** Begin MATERIAL TO PROCESS **
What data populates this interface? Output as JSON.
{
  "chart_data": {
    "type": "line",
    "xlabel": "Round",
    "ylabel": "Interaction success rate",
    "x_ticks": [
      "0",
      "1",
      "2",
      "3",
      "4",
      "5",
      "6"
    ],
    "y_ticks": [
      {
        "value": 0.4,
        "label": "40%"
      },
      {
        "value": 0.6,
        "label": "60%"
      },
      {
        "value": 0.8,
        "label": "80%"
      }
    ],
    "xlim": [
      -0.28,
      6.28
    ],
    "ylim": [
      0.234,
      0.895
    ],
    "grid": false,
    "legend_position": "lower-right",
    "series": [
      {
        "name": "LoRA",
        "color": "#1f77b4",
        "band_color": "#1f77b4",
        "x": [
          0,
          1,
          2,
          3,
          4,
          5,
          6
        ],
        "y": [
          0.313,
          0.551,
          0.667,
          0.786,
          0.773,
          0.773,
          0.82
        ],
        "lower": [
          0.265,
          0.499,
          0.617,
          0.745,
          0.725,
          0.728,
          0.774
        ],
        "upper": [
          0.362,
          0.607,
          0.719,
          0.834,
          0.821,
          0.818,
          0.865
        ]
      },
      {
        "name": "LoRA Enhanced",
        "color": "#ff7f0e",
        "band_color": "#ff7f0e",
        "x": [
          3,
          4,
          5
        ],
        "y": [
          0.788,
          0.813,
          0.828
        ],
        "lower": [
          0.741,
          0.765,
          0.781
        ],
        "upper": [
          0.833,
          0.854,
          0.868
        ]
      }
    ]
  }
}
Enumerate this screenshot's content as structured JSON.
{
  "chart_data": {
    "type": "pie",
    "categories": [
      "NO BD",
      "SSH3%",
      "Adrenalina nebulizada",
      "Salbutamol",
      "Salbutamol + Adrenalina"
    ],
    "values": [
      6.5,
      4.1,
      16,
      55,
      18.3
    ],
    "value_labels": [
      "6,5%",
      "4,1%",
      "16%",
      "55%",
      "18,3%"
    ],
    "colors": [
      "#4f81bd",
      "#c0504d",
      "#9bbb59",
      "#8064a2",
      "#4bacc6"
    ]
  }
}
** End MATERIAL TO PROCESS **
REQUIRED WORK
Every entry above needs to be quoted exactly.

CORRECT RESULT
What data populates this interface? Output as JSON.
{
  "chart_data": {
    "type": "line",
    "xlabel": "Round",
    "ylabel": "Interaction success rate",
    "x_ticks": [
      "0",
      "1",
      "2",
      "3",
      "4",
      "5",
      "6"
    ],
    "y_ticks": [
      {
        "value": 0.4,
        "label": "40%"
      },
      {
        "value": 0.6,
        "label": "60%"
      },
      {
        "value": 0.8,
        "label": "80%"
      }
    ],
    "xlim": [
      -0.28,
      6.28
    ],
    "ylim": [
      0.234,
      0.895
    ],
    "grid": false,
    "legend_position": "lower-right",
    "series": [
      {
        "name": "LoRA",
        "color": "#1f77b4",
        "band_color": "#1f77b4",
        "x": [
          0,
          1,
          2,
          3,
          4,
          5,
          6
        ],
        "y": [
          0.313,
          0.551,
          0.667,
          0.786,
          0.773,
          0.773,
          0.82
        ],
        "lower": [
          0.265,
          0.499,
          0.617,
          0.745,
          0.725,
          0.728,
          0.774
        ],
        "upper": [
          0.362,
          0.607,
          0.719,
          0.834,
          0.821,
          0.818,
          0.865
        ]
      },
      {
        "name": "LoRA Enhanced",
        "color": "#ff7f0e",
        "band_color": "#ff7f0e",
        "x": [
          3,
          4,
          5
        ],
        "y": [
          0.788,
          0.813,
          0.828
        ],
        "lower": [
          0.741,
          0.765,
          0.781
        ],
        "upper": [
          0.833,
          0.854,
          0.868
        ]
      }
    ]
  }
}
Enumerate this screenshot's content as structured JSON.
{
  "chart_data": {
    "type": "pie",
    "categories": [
      "NO BD",
      "SSH3%",
      "Adrenalina nebulizada",
      "Salbutamol",
      "Salbutamol + Adrenalina"
    ],
    "values": [
      6.5,
      4.1,
      16,
      55,
      18.3
    ],
    "value_labels": [
      "6,5%",
      "4,1%",
      "16%",
      "55%",
      "18,3%"
    ],
    "colors": [
      "#4f81bd",
      "#c0504d",
      "#9bbb59",
      "#8064a2",
      "#4bacc6"
    ]
  }
}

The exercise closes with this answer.